#### What is being asked
Copy the data that follows, character for character, minus the pictures.

[start of Provided records]

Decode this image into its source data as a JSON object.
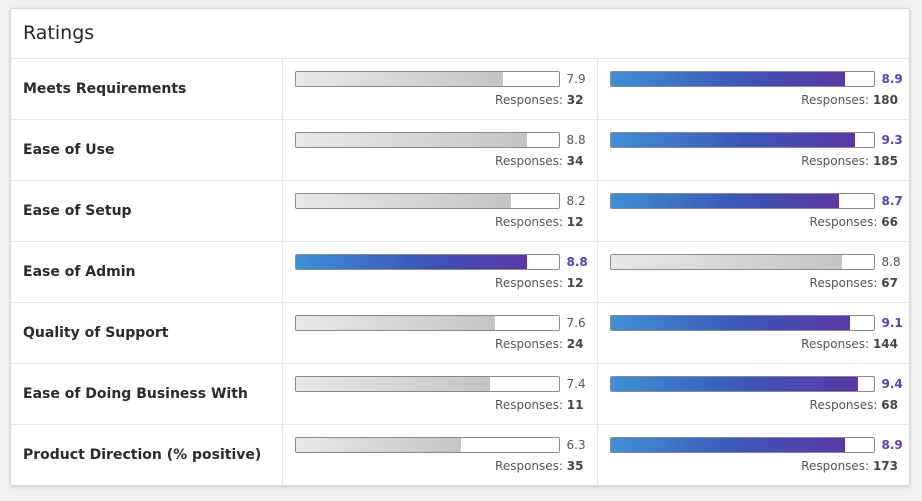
{
  "title": "Ratings",
  "responses_label": "Responses:",
  "colors": {
    "highlight": "#5b3fb0",
    "gray_bar": "#c4c4c4",
    "blue_bar_start": "#3f8fd6",
    "blue_bar_end": "#5b38a6"
  },
  "rows": [
    {
      "label": "Meets Requirements",
      "left": {
        "score": "7.9",
        "value": 7.9,
        "responses": "32",
        "highlight": false
      },
      "right": {
        "score": "8.9",
        "value": 8.9,
        "responses": "180",
        "highlight": true
      }
    },
    {
      "label": "Ease of Use",
      "left": {
        "score": "8.8",
        "value": 8.8,
        "responses": "34",
        "highlight": false
      },
      "right": {
        "score": "9.3",
        "value": 9.3,
        "responses": "185",
        "highlight": true
      }
    },
    {
      "label": "Ease of Setup",
      "left": {
        "score": "8.2",
        "value": 8.2,
        "responses": "12",
        "highlight": false
      },
      "right": {
        "score": "8.7",
        "value": 8.7,
        "responses": "66",
        "highlight": true
      }
    },
    {
      "label": "Ease of Admin",
      "left": {
        "score": "8.8",
        "value": 8.8,
        "responses": "12",
        "highlight": true
      },
      "right": {
        "score": "8.8",
        "value": 8.8,
        "responses": "67",
        "highlight": false
      }
    },
    {
      "label": "Quality of Support",
      "left": {
        "score": "7.6",
        "value": 7.6,
        "responses": "24",
        "highlight": false
      },
      "right": {
        "score": "9.1",
        "value": 9.1,
        "responses": "144",
        "highlight": true
      }
    },
    {
      "label": "Ease of Doing Business With",
      "left": {
        "score": "7.4",
        "value": 7.4,
        "responses": "11",
        "highlight": false
      },
      "right": {
        "score": "9.4",
        "value": 9.4,
        "responses": "68",
        "highlight": true
      }
    },
    {
      "label": "Product Direction (% positive)",
      "left": {
        "score": "6.3",
        "value": 6.3,
        "responses": "35",
        "highlight": false
      },
      "right": {
        "score": "8.9",
        "value": 8.9,
        "responses": "173",
        "highlight": true
      }
    }
  ]
}
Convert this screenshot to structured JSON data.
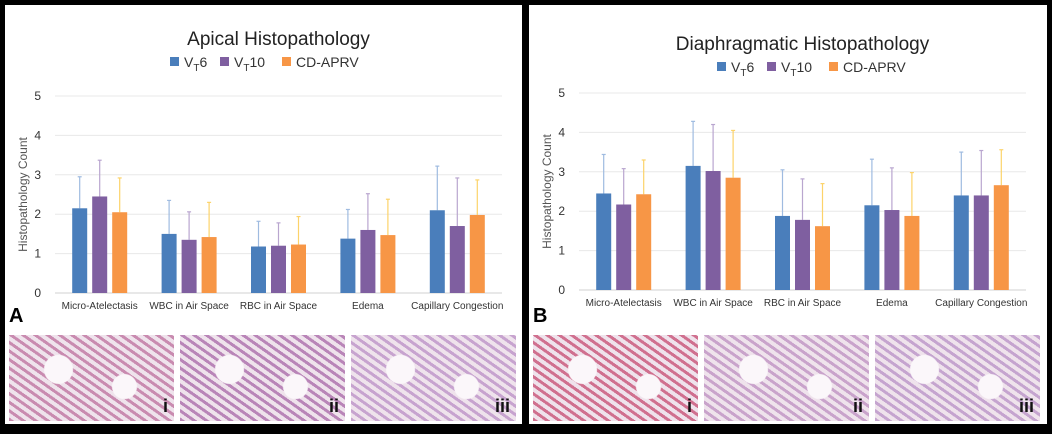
{
  "colors": {
    "vt6": "#4a7ebb",
    "vt10": "#7f5fa0",
    "cdaprv": "#f79646"
  },
  "legend": [
    {
      "base": "V",
      "sub": "T",
      "suffix": "6"
    },
    {
      "base": "V",
      "sub": "T",
      "suffix": "10"
    },
    {
      "base": "CD-APRV",
      "sub": "",
      "suffix": ""
    }
  ],
  "chart_data": [
    {
      "type": "bar",
      "panel_label": "A",
      "title": "Apical Histopathology",
      "ylabel": "Histopathology Count",
      "xlabel": "",
      "ylim": [
        0,
        5
      ],
      "yticks": [
        "0",
        "1",
        "2",
        "3",
        "4",
        "5"
      ],
      "grid": true,
      "legend_position": "top",
      "categories": [
        "Micro-Atelectasis",
        "WBC in Air Space",
        "RBC in Air Space",
        "Edema",
        "Capillary Congestion"
      ],
      "series": [
        {
          "name": "VT6",
          "values": [
            2.15,
            1.5,
            1.18,
            1.38,
            2.1
          ],
          "error_upper": [
            2.95,
            2.35,
            1.82,
            2.12,
            3.22
          ]
        },
        {
          "name": "VT10",
          "values": [
            2.45,
            1.35,
            1.2,
            1.6,
            1.7
          ],
          "error_upper": [
            3.37,
            2.06,
            1.78,
            2.52,
            2.92
          ]
        },
        {
          "name": "CD-APRV",
          "values": [
            2.05,
            1.42,
            1.23,
            1.47,
            1.98
          ],
          "error_upper": [
            2.92,
            2.3,
            1.94,
            2.38,
            2.87
          ]
        }
      ]
    },
    {
      "type": "bar",
      "panel_label": "B",
      "title": "Diaphragmatic Histopathology",
      "ylabel": "Histopathology Count",
      "xlabel": "",
      "ylim": [
        0,
        5
      ],
      "yticks": [
        "0",
        "1",
        "2",
        "3",
        "4",
        "5"
      ],
      "grid": true,
      "legend_position": "top",
      "categories": [
        "Micro-Atelectasis",
        "WBC in Air Space",
        "RBC in Air Space",
        "Edema",
        "Capillary Congestion"
      ],
      "series": [
        {
          "name": "VT6",
          "values": [
            2.45,
            3.15,
            1.88,
            2.15,
            2.4
          ],
          "error_upper": [
            3.44,
            4.28,
            3.05,
            3.32,
            3.5
          ]
        },
        {
          "name": "VT10",
          "values": [
            2.17,
            3.02,
            1.78,
            2.03,
            2.4
          ],
          "error_upper": [
            3.08,
            4.2,
            2.82,
            3.1,
            3.54
          ]
        },
        {
          "name": "CD-APRV",
          "values": [
            2.43,
            2.85,
            1.62,
            1.88,
            2.66
          ],
          "error_upper": [
            3.3,
            4.05,
            2.7,
            2.98,
            3.56
          ]
        }
      ]
    }
  ],
  "images": {
    "A": [
      "i",
      "ii",
      "iii"
    ],
    "B": [
      "i",
      "ii",
      "iii"
    ]
  }
}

[end of Provided records]

#### Task output
Decode this image into its source data as a JSON object.
{
  "title": "Ratings",
  "responses_label": "Responses:",
  "colors": {
    "highlight": "#5b3fb0",
    "gray_bar": "#c4c4c4",
    "blue_bar_start": "#3f8fd6",
    "blue_bar_end": "#5b38a6"
  },
  "rows": [
    {
      "label": "Meets Requirements",
      "left": {
        "score": "7.9",
        "value": 7.9,
        "responses": "32",
        "highlight": false
      },
      "right": {
        "score": "8.9",
        "value": 8.9,
        "responses": "180",
        "highlight": true
      }
    },
    {
      "label": "Ease of Use",
      "left": {
        "score": "8.8",
        "value": 8.8,
        "responses": "34",
        "highlight": false
      },
      "right": {
        "score": "9.3",
        "value": 9.3,
        "responses": "185",
        "highlight": true
      }
    },
    {
      "label": "Ease of Setup",
      "left": {
        "score": "8.2",
        "value": 8.2,
        "responses": "12",
        "highlight": false
      },
      "right": {
        "score": "8.7",
        "value": 8.7,
        "responses": "66",
        "highlight": true
      }
    },
    {
      "label": "Ease of Admin",
      "left": {
        "score": "8.8",
        "value": 8.8,
        "responses": "12",
        "highlight": true
      },
      "right": {
        "score": "8.8",
        "value": 8.8,
        "responses": "67",
        "highlight": false
      }
    },
    {
      "label": "Quality of Support",
      "left": {
        "score": "7.6",
        "value": 7.6,
        "responses": "24",
        "highlight": false
      },
      "right": {
        "score": "9.1",
        "value": 9.1,
        "responses": "144",
        "highlight": true
      }
    },
    {
      "label": "Ease of Doing Business With",
      "left": {
        "score": "7.4",
        "value": 7.4,
        "responses": "11",
        "highlight": false
      },
      "right": {
        "score": "9.4",
        "value": 9.4,
        "responses": "68",
        "highlight": true
      }
    },
    {
      "label": "Product Direction (% positive)",
      "left": {
        "score": "6.3",
        "value": 6.3,
        "responses": "35",
        "highlight": false
      },
      "right": {
        "score": "8.9",
        "value": 8.9,
        "responses": "173",
        "highlight": true
      }
    }
  ]
}
Convert this screenshot to structured JSON data.
{
  "colors": {
    "vt6": "#4a7ebb",
    "vt10": "#7f5fa0",
    "cdaprv": "#f79646"
  },
  "legend": [
    {
      "base": "V",
      "sub": "T",
      "suffix": "6"
    },
    {
      "base": "V",
      "sub": "T",
      "suffix": "10"
    },
    {
      "base": "CD-APRV",
      "sub": "",
      "suffix": ""
    }
  ],
  "chart_data": [
    {
      "type": "bar",
      "panel_label": "A",
      "title": "Apical Histopathology",
      "ylabel": "Histopathology Count",
      "xlabel": "",
      "ylim": [
        0,
        5
      ],
      "yticks": [
        "0",
        "1",
        "2",
        "3",
        "4",
        "5"
      ],
      "grid": true,
      "legend_position": "top",
      "categories": [
        "Micro-Atelectasis",
        "WBC in Air Space",
        "RBC in Air Space",
        "Edema",
        "Capillary Congestion"
      ],
      "series": [
        {
          "name": "VT6",
          "values": [
            2.15,
            1.5,
            1.18,
            1.38,
            2.1
          ],
          "error_upper": [
            2.95,
            2.35,
            1.82,
            2.12,
            3.22
          ]
        },
        {
          "name": "VT10",
          "values": [
            2.45,
            1.35,
            1.2,
            1.6,
            1.7
          ],
          "error_upper": [
            3.37,
            2.06,
            1.78,
            2.52,
            2.92
          ]
        },
        {
          "name": "CD-APRV",
          "values": [
            2.05,
            1.42,
            1.23,
            1.47,
            1.98
          ],
          "error_upper": [
            2.92,
            2.3,
            1.94,
            2.38,
            2.87
          ]
        }
      ]
    },
    {
      "type": "bar",
      "panel_label": "B",
      "title": "Diaphragmatic Histopathology",
      "ylabel": "Histopathology Count",
      "xlabel": "",
      "ylim": [
        0,
        5
      ],
      "yticks": [
        "0",
        "1",
        "2",
        "3",
        "4",
        "5"
      ],
      "grid": true,
      "legend_position": "top",
      "categories": [
        "Micro-Atelectasis",
        "WBC in Air Space",
        "RBC in Air Space",
        "Edema",
        "Capillary Congestion"
      ],
      "series": [
        {
          "name": "VT6",
          "values": [
            2.45,
            3.15,
            1.88,
            2.15,
            2.4
          ],
          "error_upper": [
            3.44,
            4.28,
            3.05,
            3.32,
            3.5
          ]
        },
        {
          "name": "VT10",
          "values": [
            2.17,
            3.02,
            1.78,
            2.03,
            2.4
          ],
          "error_upper": [
            3.08,
            4.2,
            2.82,
            3.1,
            3.54
          ]
        },
        {
          "name": "CD-APRV",
          "values": [
            2.43,
            2.85,
            1.62,
            1.88,
            2.66
          ],
          "error_upper": [
            3.3,
            4.05,
            2.7,
            2.98,
            3.56
          ]
        }
      ]
    }
  ],
  "images": {
    "A": [
      "i",
      "ii",
      "iii"
    ],
    "B": [
      "i",
      "ii",
      "iii"
    ]
  }
}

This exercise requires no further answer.